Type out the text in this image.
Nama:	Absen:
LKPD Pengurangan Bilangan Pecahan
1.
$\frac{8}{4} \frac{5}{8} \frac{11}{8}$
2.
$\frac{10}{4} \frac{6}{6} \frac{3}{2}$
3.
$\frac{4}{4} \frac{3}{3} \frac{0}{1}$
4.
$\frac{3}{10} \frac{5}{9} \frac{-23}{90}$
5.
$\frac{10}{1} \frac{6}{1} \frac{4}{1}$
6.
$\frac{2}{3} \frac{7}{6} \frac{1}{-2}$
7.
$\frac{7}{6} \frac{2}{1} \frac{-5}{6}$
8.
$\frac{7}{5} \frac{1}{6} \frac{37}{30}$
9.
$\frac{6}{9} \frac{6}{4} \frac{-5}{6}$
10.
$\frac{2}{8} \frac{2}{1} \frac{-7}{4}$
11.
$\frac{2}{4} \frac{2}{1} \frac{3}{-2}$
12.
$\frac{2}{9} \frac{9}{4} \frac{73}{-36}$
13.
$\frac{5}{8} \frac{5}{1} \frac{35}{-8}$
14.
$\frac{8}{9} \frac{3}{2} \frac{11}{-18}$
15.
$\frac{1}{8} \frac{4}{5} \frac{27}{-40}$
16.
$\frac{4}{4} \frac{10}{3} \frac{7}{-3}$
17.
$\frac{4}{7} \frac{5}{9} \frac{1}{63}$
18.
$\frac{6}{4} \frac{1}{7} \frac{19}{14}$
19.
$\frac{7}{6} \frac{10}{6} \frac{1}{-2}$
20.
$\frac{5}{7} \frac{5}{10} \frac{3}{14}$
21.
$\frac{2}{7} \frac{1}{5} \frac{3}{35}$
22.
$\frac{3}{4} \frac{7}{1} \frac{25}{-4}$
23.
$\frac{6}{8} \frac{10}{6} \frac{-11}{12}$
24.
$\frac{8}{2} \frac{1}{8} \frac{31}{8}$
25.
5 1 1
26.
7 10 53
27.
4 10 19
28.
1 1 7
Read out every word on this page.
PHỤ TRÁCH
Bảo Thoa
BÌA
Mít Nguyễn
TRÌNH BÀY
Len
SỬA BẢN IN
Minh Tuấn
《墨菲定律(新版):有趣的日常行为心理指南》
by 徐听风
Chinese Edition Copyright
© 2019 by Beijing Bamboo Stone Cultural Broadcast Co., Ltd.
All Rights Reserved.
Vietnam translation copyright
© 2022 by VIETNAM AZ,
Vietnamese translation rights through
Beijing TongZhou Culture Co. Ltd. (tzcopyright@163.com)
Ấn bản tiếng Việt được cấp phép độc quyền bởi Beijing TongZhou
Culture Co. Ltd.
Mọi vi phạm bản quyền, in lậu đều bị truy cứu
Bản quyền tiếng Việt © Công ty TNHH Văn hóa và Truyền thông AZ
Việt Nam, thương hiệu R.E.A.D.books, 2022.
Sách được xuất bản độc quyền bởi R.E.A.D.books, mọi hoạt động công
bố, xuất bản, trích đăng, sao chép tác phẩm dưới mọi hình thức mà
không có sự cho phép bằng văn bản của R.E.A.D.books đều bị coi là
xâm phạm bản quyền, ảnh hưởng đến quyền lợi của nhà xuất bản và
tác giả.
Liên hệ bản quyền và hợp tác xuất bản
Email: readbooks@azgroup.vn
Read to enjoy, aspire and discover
------------------------------------------------
### Direction
Reproduce each record shown above without altering a single word.

### Task response
Type out the text in this image.
Nama:	Absen:
LKPD Pengurangan Bilangan Pecahan
1.
$\frac{8}{4} \frac{5}{8} \frac{11}{8}$
2.
$\frac{10}{4} \frac{6}{6} \frac{3}{2}$
3.
$\frac{4}{4} \frac{3}{3} \frac{0}{1}$
4.
$\frac{3}{10} \frac{5}{9} \frac{-23}{90}$
5.
$\frac{10}{1} \frac{6}{1} \frac{4}{1}$
6.
$\frac{2}{3} \frac{7}{6} \frac{1}{-2}$
7.
$\frac{7}{6} \frac{2}{1} \frac{-5}{6}$
8.
$\frac{7}{5} \frac{1}{6} \frac{37}{30}$
9.
$\frac{6}{9} \frac{6}{4} \frac{-5}{6}$
10.
$\frac{2}{8} \frac{2}{1} \frac{-7}{4}$
11.
$\frac{2}{4} \frac{2}{1} \frac{3}{-2}$
12.
$\frac{2}{9} \frac{9}{4} \frac{73}{-36}$
13.
$\frac{5}{8} \frac{5}{1} \frac{35}{-8}$
14.
$\frac{8}{9} \frac{3}{2} \frac{11}{-18}$
15.
$\frac{1}{8} \frac{4}{5} \frac{27}{-40}$
16.
$\frac{4}{4} \frac{10}{3} \frac{7}{-3}$
17.
$\frac{4}{7} \frac{5}{9} \frac{1}{63}$
18.
$\frac{6}{4} \frac{1}{7} \frac{19}{14}$
19.
$\frac{7}{6} \frac{10}{6} \frac{1}{-2}$
20.
$\frac{5}{7} \frac{5}{10} \frac{3}{14}$
21.
$\frac{2}{7} \frac{1}{5} \frac{3}{35}$
22.
$\frac{3}{4} \frac{7}{1} \frac{25}{-4}$
23.
$\frac{6}{8} \frac{10}{6} \frac{-11}{12}$
24.
$\frac{8}{2} \frac{1}{8} \frac{31}{8}$
25.
5 1 1
26.
7 10 53
27.
4 10 19
28.
1 1 7
Read out every word on this page.
PHỤ TRÁCH
Bảo Thoa
BÌA
Mít Nguyễn
TRÌNH BÀY
Len
SỬA BẢN IN
Minh Tuấn
《墨菲定律(新版):有趣的日常行为心理指南》
by 徐听风
Chinese Edition Copyright
© 2019 by Beijing Bamboo Stone Cultural Broadcast Co., Ltd.
All Rights Reserved.
Vietnam translation copyright
© 2022 by VIETNAM AZ,
Vietnamese translation rights through
Beijing TongZhou Culture Co. Ltd. (tzcopyright@163.com)
Ấn bản tiếng Việt được cấp phép độc quyền bởi Beijing TongZhou
Culture Co. Ltd.
Mọi vi phạm bản quyền, in lậu đều bị truy cứu
Bản quyền tiếng Việt © Công ty TNHH Văn hóa và Truyền thông AZ
Việt Nam, thương hiệu R.E.A.D.books, 2022.
Sách được xuất bản độc quyền bởi R.E.A.D.books, mọi hoạt động công
bố, xuất bản, trích đăng, sao chép tác phẩm dưới mọi hình thức mà
không có sự cho phép bằng văn bản của R.E.A.D.books đều bị coi là
xâm phạm bản quyền, ảnh hưởng đến quyền lợi của nhà xuất bản và
tác giả.
Liên hệ bản quyền và hợp tác xuất bản
Email: readbooks@azgroup.vn
Read to enjoy, aspire and discover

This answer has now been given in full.